Dataset entries start

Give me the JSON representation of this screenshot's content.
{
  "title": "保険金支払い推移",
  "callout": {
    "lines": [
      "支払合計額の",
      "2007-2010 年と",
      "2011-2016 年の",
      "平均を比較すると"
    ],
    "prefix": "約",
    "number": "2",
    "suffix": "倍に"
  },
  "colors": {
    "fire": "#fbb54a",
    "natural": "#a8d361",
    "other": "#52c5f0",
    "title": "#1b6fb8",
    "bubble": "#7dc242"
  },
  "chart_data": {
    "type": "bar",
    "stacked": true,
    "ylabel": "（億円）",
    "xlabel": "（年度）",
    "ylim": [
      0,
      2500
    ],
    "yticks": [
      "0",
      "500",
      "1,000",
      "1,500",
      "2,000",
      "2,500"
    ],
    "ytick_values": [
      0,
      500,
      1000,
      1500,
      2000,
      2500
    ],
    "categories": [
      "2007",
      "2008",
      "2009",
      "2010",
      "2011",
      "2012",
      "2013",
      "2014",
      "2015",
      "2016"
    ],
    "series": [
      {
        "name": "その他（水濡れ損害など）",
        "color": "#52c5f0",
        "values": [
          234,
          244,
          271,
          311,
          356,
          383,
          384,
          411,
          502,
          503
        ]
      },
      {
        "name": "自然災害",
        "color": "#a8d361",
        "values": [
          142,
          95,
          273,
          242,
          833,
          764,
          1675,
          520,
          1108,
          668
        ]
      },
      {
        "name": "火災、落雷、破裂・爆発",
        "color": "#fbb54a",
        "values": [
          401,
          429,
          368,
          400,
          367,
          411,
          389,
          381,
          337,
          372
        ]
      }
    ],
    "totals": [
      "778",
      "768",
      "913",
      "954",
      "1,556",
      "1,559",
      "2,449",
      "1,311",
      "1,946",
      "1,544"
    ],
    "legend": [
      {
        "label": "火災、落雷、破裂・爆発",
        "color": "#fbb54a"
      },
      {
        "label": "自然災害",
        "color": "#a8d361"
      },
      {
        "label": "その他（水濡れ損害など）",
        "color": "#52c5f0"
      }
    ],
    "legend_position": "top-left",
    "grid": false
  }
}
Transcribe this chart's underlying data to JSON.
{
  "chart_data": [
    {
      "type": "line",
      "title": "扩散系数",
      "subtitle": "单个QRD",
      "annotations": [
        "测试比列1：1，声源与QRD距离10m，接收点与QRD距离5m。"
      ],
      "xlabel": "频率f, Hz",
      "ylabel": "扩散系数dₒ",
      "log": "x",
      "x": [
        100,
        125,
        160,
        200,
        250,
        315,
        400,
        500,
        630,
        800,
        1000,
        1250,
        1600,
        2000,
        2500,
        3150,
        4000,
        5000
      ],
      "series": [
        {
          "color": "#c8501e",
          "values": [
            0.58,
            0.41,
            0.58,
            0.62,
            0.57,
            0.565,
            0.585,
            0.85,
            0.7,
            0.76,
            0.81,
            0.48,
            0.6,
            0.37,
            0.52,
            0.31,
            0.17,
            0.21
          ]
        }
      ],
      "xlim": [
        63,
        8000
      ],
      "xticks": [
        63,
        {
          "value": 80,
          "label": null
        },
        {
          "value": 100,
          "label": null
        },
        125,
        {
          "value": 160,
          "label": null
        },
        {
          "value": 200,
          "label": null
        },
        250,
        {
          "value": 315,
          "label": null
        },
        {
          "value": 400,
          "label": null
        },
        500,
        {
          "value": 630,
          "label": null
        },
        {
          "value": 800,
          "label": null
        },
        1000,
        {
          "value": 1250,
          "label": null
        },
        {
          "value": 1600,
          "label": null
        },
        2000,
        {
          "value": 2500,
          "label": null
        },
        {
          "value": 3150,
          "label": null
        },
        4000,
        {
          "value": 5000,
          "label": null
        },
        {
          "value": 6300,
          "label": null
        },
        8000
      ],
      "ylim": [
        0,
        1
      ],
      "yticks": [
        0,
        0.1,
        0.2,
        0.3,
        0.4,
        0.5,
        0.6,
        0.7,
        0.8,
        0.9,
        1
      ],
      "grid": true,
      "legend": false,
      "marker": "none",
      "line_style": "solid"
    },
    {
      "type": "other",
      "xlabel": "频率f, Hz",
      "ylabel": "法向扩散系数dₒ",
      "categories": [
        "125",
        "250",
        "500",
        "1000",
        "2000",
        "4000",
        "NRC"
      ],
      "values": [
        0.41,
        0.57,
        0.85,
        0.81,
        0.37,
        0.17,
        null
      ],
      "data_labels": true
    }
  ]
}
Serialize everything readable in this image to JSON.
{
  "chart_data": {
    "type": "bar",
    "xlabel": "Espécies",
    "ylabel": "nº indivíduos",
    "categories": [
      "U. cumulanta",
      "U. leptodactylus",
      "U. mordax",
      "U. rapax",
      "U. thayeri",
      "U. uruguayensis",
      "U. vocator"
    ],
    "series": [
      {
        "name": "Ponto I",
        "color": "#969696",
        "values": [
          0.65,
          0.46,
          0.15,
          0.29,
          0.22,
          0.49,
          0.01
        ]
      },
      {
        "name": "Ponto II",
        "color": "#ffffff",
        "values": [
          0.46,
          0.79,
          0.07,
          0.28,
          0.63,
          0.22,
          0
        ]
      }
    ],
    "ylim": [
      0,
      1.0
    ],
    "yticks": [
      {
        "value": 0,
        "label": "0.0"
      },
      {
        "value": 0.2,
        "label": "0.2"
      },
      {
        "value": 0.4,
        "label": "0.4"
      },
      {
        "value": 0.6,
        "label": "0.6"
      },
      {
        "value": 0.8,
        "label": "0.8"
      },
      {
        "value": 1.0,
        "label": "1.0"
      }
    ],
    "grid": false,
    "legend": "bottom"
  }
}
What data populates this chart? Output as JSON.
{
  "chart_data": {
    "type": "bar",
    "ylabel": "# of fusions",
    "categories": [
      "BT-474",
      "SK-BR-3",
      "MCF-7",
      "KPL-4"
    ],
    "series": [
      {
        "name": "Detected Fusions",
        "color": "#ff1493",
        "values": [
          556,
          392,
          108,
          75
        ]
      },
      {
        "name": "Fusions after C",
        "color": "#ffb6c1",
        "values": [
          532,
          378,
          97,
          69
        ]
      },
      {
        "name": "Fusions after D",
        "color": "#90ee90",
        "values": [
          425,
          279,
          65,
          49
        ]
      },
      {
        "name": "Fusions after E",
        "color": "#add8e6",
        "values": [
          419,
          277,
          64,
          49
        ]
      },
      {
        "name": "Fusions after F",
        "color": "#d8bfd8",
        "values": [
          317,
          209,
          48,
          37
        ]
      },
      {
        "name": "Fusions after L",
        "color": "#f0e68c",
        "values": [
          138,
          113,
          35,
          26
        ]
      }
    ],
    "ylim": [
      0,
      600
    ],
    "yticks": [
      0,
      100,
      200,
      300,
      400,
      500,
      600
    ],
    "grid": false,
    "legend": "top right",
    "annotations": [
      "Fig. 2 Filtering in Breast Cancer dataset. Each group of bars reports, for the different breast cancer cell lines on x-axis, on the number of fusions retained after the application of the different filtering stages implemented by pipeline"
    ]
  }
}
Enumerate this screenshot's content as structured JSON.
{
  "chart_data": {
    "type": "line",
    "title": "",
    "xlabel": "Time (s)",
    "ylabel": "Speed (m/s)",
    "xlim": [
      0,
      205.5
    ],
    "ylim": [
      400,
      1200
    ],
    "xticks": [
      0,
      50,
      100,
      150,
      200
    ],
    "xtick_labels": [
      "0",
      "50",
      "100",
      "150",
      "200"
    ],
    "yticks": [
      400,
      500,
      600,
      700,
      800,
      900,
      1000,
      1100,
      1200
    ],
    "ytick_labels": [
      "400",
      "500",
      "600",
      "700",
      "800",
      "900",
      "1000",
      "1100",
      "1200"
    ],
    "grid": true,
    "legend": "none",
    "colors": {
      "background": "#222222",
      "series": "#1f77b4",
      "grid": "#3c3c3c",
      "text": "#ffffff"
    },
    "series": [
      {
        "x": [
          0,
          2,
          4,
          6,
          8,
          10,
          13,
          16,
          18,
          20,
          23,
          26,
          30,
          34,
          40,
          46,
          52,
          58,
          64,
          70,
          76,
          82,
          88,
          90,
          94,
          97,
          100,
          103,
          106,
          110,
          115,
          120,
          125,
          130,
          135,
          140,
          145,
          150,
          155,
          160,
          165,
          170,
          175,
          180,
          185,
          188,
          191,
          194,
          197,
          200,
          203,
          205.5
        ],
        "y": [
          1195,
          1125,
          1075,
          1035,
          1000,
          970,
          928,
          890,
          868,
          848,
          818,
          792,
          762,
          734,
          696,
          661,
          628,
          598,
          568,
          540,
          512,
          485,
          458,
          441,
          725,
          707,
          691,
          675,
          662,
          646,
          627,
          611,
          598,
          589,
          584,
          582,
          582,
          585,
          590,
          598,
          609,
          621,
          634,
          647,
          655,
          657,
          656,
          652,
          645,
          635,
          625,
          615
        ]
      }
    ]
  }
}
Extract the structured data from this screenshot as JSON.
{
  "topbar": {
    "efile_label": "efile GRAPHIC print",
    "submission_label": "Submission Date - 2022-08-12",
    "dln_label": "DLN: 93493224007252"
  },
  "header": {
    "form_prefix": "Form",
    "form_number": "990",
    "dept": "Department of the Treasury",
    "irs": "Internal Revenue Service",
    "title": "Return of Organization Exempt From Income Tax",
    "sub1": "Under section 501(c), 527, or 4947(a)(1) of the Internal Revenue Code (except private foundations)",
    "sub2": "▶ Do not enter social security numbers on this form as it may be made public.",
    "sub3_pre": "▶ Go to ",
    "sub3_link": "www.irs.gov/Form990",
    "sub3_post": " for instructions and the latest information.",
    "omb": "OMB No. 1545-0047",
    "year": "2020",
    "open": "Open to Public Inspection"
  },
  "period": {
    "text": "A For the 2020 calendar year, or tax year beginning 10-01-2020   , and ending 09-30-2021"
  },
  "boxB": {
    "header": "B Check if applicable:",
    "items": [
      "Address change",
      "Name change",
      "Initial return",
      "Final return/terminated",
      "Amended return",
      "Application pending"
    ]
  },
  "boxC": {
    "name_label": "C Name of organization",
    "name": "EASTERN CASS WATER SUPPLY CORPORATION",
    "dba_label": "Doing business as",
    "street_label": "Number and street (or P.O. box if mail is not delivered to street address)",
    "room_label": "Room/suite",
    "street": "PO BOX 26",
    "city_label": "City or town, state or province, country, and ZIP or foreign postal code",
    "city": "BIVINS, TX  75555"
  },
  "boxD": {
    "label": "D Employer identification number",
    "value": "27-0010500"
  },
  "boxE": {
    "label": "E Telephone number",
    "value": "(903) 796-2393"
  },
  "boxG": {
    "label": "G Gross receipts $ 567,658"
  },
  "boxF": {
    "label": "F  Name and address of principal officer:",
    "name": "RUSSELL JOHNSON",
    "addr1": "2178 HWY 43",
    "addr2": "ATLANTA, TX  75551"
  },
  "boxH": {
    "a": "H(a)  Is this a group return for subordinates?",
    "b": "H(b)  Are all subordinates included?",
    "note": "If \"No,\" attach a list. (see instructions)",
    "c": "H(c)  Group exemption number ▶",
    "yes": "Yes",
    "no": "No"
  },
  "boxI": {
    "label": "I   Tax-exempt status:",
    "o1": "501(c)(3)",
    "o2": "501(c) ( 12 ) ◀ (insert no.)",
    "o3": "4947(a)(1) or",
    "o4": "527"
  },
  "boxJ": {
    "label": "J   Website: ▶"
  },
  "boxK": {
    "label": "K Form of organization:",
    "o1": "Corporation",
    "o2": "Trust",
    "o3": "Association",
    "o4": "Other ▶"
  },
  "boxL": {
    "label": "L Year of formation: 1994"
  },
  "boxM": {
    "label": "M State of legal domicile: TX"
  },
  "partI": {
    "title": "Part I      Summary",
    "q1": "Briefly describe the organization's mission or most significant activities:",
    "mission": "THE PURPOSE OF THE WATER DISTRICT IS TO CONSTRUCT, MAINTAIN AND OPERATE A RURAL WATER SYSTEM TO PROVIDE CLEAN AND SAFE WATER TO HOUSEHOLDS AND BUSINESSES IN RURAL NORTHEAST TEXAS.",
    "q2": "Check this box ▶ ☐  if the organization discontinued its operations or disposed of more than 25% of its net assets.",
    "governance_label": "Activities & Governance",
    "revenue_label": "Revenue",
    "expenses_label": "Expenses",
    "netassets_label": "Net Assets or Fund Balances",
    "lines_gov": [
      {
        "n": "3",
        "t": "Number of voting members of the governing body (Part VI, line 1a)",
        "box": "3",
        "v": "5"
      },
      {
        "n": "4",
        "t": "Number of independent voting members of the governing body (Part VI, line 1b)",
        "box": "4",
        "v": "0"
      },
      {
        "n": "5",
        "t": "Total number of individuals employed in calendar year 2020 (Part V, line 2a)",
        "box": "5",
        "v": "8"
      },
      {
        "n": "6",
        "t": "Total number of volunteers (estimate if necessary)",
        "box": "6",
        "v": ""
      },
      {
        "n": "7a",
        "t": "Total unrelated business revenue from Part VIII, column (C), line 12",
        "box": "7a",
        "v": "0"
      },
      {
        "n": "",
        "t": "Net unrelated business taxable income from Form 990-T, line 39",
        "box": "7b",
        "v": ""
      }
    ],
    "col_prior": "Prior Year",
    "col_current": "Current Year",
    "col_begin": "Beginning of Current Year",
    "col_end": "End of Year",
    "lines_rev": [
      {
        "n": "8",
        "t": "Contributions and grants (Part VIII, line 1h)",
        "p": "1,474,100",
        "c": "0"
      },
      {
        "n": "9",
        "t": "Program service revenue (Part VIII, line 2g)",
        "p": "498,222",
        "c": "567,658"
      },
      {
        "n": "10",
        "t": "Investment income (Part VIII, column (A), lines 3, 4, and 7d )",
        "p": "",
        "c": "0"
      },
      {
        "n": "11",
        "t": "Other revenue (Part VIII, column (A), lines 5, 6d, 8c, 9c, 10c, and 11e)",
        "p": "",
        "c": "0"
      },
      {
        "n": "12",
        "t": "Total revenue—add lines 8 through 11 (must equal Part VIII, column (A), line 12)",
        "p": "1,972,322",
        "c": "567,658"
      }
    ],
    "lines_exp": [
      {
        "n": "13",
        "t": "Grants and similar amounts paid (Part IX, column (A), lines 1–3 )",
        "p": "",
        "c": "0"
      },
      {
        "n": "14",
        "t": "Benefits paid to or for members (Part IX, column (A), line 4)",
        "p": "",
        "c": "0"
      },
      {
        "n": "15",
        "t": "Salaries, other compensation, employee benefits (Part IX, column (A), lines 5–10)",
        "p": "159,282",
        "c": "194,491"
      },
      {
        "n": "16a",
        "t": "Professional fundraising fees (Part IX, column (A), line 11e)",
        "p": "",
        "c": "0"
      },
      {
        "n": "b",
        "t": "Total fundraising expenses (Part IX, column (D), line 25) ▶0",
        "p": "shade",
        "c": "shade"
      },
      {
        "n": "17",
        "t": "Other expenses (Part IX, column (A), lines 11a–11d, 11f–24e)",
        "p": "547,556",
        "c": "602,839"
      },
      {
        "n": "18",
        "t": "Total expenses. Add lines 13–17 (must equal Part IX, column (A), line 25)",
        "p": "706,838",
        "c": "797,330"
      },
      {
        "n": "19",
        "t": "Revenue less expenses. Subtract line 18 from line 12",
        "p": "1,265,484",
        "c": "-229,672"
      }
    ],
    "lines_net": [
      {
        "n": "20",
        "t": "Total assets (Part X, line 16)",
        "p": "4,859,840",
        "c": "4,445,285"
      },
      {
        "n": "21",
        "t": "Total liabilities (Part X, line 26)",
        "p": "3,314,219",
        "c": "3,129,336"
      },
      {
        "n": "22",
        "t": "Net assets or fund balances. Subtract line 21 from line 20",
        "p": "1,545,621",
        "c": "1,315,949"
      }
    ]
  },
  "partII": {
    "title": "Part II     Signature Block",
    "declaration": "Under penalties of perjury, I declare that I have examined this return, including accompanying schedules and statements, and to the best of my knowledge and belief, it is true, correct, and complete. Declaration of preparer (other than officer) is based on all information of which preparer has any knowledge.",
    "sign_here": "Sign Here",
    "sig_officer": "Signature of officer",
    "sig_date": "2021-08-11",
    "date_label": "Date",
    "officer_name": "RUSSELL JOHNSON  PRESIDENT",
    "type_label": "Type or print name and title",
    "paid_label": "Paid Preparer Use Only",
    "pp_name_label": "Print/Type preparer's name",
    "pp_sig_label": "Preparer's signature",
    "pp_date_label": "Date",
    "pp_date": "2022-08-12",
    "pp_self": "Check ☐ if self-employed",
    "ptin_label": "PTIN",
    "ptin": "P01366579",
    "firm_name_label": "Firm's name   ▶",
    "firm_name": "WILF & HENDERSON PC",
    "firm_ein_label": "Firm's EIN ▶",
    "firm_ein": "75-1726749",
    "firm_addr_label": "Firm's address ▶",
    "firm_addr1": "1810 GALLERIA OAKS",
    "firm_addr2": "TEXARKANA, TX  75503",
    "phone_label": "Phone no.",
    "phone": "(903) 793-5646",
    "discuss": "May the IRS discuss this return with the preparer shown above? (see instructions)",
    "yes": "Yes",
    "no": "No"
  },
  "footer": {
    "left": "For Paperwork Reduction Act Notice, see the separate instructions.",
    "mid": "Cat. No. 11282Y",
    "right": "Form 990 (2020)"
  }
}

Dataset entries end

▶ Stated goal
Make a copy of each line that contains the string "grid".

▶ Result of this exercise
    "grid": false
      "grid": true,
    "grid": false,
    "grid": false,
    "grid": true,
      "grid": "#3c3c3c",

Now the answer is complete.